Exercise: Could you reproduce, word for word, the stretch of entries below from the line containing "Decompose this screenshot" through the line containing "404-character-illustration-icon bbox=[590, 128, 926, 338]", including both of those lines?

Raw data:
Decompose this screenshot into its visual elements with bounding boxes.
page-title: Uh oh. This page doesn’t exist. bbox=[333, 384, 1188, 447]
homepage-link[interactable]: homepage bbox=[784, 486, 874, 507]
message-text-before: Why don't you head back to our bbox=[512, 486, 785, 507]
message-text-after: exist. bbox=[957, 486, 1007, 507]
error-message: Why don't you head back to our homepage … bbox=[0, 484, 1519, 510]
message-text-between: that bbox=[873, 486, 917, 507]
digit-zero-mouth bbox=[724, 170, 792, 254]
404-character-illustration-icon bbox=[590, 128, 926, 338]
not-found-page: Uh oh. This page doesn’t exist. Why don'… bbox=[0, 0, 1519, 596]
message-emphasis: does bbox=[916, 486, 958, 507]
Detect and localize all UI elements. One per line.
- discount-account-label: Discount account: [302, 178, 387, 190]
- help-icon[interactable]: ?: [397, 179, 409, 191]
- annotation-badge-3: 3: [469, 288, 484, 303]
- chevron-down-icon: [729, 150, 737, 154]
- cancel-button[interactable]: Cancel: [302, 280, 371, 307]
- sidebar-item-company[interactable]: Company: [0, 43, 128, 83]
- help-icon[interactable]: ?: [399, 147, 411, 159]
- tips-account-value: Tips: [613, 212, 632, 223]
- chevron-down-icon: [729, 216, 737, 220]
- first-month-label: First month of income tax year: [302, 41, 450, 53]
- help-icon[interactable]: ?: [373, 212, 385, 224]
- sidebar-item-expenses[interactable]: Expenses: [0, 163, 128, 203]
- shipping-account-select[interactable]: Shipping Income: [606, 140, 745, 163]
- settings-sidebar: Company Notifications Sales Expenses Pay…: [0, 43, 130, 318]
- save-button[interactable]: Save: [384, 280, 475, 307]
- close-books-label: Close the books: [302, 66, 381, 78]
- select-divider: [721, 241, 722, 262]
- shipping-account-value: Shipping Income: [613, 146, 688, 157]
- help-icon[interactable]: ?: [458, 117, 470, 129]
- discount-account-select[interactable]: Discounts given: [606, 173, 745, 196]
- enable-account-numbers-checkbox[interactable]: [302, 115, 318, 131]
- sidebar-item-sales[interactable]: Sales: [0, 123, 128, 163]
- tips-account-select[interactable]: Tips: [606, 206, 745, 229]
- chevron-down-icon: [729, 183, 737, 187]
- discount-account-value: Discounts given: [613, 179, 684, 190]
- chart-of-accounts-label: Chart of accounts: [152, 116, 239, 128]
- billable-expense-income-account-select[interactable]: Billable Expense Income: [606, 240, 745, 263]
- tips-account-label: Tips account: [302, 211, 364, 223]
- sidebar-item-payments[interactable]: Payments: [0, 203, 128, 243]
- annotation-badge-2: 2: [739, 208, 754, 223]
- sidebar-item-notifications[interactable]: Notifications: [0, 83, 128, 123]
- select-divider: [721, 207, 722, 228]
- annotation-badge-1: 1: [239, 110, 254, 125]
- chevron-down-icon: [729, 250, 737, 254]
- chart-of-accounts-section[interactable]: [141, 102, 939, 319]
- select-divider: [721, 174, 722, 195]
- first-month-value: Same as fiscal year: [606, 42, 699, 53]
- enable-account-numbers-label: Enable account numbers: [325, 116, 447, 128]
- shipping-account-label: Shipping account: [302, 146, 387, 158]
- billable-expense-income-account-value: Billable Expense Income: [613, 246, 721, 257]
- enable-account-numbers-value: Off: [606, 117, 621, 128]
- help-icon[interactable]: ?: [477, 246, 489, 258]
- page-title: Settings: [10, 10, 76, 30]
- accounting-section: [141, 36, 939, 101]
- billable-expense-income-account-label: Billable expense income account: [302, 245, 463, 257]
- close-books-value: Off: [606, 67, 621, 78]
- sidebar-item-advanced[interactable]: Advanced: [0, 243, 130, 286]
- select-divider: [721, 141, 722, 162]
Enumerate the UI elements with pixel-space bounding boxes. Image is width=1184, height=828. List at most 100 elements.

* * *

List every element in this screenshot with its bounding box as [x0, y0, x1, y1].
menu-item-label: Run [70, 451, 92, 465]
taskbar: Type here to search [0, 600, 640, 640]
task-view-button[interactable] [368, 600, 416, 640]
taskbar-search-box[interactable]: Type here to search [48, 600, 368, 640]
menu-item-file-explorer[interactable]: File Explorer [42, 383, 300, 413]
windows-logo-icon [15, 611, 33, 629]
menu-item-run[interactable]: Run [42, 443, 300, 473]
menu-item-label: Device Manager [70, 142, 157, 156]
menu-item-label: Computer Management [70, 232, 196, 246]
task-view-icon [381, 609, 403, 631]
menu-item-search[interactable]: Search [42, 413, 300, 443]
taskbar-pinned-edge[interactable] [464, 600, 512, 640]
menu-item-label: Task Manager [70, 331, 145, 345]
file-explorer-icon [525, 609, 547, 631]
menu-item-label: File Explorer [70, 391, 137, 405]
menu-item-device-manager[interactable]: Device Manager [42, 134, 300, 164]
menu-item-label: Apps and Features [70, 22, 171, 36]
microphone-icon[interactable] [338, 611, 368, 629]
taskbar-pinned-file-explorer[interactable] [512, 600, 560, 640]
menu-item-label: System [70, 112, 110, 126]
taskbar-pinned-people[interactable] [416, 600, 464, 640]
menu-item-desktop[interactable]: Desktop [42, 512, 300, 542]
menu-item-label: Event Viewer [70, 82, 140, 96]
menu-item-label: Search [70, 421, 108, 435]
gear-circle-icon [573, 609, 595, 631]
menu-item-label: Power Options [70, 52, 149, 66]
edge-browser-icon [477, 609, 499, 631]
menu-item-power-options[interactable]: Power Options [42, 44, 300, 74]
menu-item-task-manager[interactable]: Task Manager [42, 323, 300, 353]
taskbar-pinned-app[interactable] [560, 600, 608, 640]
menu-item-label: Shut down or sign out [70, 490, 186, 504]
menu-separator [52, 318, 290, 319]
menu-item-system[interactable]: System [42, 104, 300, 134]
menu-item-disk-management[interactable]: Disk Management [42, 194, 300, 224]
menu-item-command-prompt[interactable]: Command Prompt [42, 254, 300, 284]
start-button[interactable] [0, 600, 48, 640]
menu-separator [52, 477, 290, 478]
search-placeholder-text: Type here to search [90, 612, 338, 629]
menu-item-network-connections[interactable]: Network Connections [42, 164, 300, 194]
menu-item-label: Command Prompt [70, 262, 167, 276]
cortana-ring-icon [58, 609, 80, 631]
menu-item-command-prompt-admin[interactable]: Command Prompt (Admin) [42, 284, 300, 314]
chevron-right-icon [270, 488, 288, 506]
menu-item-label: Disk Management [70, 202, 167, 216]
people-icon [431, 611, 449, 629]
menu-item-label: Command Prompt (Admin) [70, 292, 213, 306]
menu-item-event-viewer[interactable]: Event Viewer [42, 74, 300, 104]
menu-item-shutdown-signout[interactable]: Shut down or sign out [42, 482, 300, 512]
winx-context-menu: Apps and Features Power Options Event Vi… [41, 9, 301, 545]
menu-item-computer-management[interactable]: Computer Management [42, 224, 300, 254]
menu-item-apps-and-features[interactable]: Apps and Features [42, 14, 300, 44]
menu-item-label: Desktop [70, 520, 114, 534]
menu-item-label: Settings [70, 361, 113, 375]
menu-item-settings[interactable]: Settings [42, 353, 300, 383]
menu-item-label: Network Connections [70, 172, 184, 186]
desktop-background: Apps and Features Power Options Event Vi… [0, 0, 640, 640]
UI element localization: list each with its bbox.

---

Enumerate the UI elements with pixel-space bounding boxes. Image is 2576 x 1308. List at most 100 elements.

Exercise answer:
Decompose this screenshot into its visual elements with bounding boxes.
page-title: Uh oh. This page doesn’t exist. bbox=[333, 384, 1188, 447]
homepage-link[interactable]: homepage bbox=[784, 486, 874, 507]
message-text-before: Why don't you head back to our bbox=[512, 486, 785, 507]
message-text-after: exist. bbox=[957, 486, 1007, 507]
error-message: Why don't you head back to our homepage … bbox=[0, 484, 1519, 510]
message-text-between: that bbox=[873, 486, 917, 507]
digit-zero-mouth bbox=[724, 170, 792, 254]
404-character-illustration-icon bbox=[590, 128, 926, 338]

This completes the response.